To do: Where does the string "SERVICE" appear in the records? Copy every line that contains it.

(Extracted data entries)
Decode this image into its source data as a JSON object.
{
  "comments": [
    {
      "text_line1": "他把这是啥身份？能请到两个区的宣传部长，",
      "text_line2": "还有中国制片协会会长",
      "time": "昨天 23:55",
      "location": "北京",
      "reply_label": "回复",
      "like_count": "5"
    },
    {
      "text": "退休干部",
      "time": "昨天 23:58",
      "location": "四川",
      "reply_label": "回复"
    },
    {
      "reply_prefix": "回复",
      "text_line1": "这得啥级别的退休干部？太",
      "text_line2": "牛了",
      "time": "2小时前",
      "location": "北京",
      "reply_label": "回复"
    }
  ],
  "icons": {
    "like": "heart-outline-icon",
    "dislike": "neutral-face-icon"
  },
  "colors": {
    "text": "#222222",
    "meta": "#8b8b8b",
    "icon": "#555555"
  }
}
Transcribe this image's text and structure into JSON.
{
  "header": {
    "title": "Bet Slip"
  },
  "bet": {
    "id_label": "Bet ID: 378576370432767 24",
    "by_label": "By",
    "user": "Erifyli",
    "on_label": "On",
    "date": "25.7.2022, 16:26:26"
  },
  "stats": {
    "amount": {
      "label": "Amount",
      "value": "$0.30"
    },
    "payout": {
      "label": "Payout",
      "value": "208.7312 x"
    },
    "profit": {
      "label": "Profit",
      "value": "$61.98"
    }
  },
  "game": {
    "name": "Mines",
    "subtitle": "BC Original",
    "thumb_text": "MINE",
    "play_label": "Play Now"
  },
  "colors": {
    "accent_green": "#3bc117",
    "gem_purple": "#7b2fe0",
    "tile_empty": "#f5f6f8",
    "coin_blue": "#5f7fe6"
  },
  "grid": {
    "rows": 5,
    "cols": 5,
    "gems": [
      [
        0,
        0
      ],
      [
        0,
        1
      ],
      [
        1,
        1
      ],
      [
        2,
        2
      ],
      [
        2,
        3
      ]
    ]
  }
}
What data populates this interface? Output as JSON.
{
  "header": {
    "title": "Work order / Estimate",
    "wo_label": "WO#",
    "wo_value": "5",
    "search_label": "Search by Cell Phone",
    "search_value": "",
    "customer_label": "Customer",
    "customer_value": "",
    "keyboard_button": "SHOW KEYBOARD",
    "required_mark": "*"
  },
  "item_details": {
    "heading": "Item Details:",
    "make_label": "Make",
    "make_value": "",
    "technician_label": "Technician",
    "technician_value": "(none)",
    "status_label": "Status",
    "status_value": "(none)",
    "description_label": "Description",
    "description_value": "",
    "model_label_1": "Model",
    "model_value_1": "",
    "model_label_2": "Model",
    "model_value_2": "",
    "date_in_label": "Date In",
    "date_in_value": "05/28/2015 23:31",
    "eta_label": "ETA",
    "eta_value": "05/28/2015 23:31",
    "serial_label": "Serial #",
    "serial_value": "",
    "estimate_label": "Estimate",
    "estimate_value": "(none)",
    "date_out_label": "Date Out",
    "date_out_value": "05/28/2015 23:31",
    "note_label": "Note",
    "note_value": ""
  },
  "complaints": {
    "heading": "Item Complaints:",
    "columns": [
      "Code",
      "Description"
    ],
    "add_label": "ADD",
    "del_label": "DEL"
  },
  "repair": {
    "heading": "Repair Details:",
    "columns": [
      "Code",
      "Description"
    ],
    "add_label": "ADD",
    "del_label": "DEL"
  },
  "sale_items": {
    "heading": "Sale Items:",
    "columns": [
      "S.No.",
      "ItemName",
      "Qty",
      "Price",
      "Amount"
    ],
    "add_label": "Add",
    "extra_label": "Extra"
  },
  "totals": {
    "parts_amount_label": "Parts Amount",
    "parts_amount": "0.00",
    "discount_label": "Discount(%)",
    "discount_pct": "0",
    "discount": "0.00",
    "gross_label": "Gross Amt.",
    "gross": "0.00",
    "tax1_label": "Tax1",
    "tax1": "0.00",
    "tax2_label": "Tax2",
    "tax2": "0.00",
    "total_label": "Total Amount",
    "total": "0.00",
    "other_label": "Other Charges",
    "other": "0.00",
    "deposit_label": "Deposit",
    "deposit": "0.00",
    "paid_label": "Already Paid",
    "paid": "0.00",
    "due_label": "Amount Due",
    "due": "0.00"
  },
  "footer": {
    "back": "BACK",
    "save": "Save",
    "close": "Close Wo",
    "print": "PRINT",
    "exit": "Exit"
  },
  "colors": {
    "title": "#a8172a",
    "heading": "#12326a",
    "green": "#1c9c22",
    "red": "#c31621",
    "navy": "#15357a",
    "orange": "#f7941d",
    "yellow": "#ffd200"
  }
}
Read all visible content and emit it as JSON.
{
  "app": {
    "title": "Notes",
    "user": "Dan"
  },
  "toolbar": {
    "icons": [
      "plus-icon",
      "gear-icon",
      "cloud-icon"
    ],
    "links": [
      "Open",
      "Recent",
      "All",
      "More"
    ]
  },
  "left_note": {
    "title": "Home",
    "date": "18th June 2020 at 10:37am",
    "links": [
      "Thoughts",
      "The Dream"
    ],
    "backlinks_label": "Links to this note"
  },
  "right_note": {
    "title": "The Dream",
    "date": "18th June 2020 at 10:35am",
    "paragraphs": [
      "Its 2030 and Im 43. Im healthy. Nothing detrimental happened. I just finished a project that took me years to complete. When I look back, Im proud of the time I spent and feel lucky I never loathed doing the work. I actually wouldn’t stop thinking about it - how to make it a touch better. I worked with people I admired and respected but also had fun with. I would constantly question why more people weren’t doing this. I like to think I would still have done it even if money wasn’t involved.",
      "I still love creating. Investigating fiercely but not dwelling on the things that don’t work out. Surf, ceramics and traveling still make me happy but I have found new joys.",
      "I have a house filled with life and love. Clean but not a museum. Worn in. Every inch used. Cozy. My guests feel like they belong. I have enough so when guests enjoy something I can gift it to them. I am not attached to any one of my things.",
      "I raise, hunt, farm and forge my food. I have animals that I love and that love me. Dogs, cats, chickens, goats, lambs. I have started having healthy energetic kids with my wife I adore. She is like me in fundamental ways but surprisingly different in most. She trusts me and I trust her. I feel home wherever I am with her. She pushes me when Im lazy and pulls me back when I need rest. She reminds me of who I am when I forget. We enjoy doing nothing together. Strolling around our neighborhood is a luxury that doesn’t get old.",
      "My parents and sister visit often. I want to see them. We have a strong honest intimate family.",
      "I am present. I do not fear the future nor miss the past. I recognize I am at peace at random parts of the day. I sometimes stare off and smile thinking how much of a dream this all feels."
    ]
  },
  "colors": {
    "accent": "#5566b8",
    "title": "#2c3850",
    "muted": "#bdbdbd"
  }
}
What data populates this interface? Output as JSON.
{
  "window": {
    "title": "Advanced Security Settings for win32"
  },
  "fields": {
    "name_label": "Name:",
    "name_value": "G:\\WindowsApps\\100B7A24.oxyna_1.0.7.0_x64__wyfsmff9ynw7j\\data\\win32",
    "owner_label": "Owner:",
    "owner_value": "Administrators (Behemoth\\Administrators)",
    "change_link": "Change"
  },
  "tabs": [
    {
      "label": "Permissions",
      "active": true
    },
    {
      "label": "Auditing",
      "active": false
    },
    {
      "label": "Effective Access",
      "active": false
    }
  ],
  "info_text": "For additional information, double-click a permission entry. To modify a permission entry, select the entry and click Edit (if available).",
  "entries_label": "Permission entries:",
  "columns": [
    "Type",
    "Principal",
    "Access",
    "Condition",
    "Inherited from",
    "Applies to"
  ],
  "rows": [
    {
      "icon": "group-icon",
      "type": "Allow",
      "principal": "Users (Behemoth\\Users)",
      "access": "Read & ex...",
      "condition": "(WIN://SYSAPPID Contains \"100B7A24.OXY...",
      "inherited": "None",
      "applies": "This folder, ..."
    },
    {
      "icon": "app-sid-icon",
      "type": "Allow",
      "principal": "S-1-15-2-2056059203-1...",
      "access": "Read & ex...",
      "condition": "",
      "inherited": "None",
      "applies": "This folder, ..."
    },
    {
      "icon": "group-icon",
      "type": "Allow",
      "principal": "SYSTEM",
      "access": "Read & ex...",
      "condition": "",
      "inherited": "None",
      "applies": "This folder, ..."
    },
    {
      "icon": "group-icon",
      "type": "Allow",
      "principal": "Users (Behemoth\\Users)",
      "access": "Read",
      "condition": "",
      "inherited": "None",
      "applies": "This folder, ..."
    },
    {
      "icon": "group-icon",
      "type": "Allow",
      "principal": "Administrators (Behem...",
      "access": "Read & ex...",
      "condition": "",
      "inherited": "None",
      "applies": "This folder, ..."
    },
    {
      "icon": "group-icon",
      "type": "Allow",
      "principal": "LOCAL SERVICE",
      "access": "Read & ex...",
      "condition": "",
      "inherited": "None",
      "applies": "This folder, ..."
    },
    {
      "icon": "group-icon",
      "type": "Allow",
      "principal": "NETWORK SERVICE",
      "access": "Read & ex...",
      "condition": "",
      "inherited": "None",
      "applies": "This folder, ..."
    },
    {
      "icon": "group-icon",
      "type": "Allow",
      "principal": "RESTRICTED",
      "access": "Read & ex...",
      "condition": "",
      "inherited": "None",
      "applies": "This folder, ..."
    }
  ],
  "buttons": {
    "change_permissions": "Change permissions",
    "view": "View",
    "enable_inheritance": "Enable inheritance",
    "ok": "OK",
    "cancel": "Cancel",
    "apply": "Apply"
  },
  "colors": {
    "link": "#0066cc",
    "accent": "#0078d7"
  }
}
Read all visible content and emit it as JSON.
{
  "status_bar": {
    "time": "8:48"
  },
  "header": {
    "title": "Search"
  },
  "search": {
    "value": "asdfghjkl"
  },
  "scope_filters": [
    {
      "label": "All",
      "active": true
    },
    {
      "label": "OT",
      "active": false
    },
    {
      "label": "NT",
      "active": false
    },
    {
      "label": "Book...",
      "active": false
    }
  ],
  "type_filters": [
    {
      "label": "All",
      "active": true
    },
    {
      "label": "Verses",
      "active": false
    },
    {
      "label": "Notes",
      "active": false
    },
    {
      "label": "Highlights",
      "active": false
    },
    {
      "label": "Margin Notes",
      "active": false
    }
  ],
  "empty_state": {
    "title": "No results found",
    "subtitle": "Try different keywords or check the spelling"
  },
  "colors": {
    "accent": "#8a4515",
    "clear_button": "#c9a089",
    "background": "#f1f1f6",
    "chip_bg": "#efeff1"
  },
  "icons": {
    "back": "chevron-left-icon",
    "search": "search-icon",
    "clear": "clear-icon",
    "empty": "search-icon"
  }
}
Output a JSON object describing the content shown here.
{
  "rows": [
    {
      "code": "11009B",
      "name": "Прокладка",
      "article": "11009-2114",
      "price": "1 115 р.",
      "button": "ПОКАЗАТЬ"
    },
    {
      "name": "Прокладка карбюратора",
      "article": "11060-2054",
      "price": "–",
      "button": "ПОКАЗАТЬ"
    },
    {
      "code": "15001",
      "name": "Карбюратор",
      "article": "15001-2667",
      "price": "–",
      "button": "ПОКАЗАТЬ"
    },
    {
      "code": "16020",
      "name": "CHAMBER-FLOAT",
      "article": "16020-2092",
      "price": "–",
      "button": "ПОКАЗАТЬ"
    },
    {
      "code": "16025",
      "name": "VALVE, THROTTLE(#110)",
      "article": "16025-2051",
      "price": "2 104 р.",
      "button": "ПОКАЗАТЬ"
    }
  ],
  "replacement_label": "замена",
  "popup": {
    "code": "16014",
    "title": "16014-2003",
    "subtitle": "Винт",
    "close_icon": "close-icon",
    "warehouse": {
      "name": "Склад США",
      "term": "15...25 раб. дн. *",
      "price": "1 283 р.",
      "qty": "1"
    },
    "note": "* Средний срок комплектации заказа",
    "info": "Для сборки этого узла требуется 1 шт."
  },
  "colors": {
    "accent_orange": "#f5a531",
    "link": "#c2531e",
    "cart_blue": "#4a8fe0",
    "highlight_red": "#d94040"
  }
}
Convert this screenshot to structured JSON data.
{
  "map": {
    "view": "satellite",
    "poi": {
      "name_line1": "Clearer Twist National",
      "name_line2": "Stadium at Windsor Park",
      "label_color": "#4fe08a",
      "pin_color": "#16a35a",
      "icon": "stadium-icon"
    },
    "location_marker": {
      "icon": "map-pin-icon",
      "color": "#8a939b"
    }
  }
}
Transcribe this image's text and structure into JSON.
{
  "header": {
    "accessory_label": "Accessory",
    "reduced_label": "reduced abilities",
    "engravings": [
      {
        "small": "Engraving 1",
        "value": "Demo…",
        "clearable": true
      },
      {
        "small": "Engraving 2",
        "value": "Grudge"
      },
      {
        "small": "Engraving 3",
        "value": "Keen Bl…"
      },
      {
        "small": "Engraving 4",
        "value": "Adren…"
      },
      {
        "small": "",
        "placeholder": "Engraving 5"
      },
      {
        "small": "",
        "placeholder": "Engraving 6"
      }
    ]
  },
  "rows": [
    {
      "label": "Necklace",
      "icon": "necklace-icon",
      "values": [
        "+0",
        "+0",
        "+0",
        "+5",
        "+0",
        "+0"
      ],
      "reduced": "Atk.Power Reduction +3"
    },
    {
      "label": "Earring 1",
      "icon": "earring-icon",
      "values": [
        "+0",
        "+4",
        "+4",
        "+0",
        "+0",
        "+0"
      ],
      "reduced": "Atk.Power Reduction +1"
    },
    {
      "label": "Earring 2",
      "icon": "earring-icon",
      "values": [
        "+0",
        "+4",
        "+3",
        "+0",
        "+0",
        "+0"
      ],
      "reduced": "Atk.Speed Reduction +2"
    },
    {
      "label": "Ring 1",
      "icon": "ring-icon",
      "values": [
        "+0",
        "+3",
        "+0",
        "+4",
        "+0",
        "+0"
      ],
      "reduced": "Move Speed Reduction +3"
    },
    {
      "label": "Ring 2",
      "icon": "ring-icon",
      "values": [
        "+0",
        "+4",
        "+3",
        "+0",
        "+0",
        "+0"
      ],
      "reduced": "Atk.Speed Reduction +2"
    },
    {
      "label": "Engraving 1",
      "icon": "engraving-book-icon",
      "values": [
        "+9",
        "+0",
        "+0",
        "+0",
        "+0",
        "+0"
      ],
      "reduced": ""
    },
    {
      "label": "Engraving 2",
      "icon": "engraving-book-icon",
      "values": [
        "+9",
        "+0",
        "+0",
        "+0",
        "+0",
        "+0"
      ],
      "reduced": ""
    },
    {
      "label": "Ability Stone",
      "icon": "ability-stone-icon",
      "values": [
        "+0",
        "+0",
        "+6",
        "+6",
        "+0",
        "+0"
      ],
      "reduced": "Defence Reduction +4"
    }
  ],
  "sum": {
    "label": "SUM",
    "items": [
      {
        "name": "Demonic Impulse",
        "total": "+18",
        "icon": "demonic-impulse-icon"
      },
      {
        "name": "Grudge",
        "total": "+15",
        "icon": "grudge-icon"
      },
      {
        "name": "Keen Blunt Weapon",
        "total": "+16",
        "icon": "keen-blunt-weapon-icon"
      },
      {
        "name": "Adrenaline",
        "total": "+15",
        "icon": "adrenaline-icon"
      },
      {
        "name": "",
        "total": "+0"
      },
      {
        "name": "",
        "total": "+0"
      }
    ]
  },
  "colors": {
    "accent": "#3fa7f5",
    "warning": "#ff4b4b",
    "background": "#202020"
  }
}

Solution below:
      "principal": "LOCAL SERVICE",
      "principal": "NETWORK SERVICE",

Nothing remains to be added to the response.